Search the records for the word "typique" and pick out every line that has it.
* * * * * * *
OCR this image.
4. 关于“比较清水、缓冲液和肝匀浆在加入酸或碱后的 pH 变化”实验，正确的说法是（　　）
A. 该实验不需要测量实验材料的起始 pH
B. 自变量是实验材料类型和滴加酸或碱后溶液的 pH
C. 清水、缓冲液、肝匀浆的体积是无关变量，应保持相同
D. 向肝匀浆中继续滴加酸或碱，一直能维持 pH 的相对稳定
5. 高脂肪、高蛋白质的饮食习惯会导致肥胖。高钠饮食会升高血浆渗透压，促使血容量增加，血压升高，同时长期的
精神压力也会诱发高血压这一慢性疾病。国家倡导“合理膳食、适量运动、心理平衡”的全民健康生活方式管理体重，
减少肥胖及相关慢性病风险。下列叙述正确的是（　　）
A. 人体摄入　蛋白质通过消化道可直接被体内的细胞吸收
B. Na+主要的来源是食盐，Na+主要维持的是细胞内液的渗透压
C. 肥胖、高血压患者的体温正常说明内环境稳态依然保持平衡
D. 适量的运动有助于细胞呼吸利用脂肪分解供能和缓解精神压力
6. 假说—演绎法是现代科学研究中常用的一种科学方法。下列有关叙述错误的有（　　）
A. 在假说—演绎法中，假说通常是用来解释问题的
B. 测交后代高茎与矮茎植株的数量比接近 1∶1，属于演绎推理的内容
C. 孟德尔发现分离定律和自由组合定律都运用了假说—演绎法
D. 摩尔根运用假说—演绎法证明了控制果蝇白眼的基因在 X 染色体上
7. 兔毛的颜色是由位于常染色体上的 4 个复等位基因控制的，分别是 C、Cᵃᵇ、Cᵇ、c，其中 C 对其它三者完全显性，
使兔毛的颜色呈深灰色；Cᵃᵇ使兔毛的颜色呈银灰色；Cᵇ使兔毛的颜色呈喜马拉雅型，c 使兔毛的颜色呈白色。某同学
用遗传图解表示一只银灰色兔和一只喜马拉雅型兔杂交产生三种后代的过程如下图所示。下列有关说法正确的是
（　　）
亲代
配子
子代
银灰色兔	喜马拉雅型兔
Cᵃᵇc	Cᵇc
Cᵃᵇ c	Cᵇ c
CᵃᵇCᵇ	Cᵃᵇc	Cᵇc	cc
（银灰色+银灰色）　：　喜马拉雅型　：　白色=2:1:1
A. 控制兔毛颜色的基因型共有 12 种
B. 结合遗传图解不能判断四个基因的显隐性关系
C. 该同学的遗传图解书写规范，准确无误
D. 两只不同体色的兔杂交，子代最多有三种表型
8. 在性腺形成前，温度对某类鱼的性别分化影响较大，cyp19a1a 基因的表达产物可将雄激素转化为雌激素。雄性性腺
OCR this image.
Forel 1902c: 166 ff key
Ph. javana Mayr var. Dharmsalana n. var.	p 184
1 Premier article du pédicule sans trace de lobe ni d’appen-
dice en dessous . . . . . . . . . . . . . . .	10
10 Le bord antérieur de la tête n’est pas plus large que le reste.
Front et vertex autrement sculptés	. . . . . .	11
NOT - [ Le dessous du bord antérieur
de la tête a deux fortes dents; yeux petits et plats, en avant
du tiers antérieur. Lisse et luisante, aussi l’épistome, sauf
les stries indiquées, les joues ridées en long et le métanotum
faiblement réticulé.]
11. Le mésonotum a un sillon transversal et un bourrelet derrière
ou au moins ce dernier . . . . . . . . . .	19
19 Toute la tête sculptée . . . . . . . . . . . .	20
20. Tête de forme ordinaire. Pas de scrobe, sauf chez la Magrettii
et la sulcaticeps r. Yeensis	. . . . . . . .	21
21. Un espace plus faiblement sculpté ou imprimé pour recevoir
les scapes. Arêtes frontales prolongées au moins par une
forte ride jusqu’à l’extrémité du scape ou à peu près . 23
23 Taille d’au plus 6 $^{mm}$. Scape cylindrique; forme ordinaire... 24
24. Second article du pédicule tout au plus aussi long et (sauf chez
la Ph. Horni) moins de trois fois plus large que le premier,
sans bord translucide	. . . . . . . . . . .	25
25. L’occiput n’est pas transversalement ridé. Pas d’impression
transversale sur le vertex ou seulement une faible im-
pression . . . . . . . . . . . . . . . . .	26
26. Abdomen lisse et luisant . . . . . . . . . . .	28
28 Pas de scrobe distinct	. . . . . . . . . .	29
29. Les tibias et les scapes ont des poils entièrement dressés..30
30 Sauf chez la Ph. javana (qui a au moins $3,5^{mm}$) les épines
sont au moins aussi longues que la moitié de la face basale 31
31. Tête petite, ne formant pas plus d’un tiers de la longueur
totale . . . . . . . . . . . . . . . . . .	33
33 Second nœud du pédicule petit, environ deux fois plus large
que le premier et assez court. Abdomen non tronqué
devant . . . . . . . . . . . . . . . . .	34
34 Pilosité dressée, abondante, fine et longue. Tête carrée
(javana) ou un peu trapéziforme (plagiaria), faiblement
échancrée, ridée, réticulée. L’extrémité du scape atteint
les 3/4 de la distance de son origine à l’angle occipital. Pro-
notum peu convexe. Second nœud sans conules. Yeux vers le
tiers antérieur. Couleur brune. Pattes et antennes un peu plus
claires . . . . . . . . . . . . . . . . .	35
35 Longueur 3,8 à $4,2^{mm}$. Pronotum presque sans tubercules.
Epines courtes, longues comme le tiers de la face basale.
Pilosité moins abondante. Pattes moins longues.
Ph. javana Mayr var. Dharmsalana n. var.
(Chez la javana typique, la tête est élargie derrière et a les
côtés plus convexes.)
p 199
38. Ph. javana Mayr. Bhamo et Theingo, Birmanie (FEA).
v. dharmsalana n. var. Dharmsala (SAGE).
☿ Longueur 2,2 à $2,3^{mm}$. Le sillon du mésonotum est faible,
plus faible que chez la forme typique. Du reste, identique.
* * * * * * *
Complete response:
(Chez la javana typique, la tête est élargie derrière et a les
plus faible que chez la forme typique. Du reste, identique.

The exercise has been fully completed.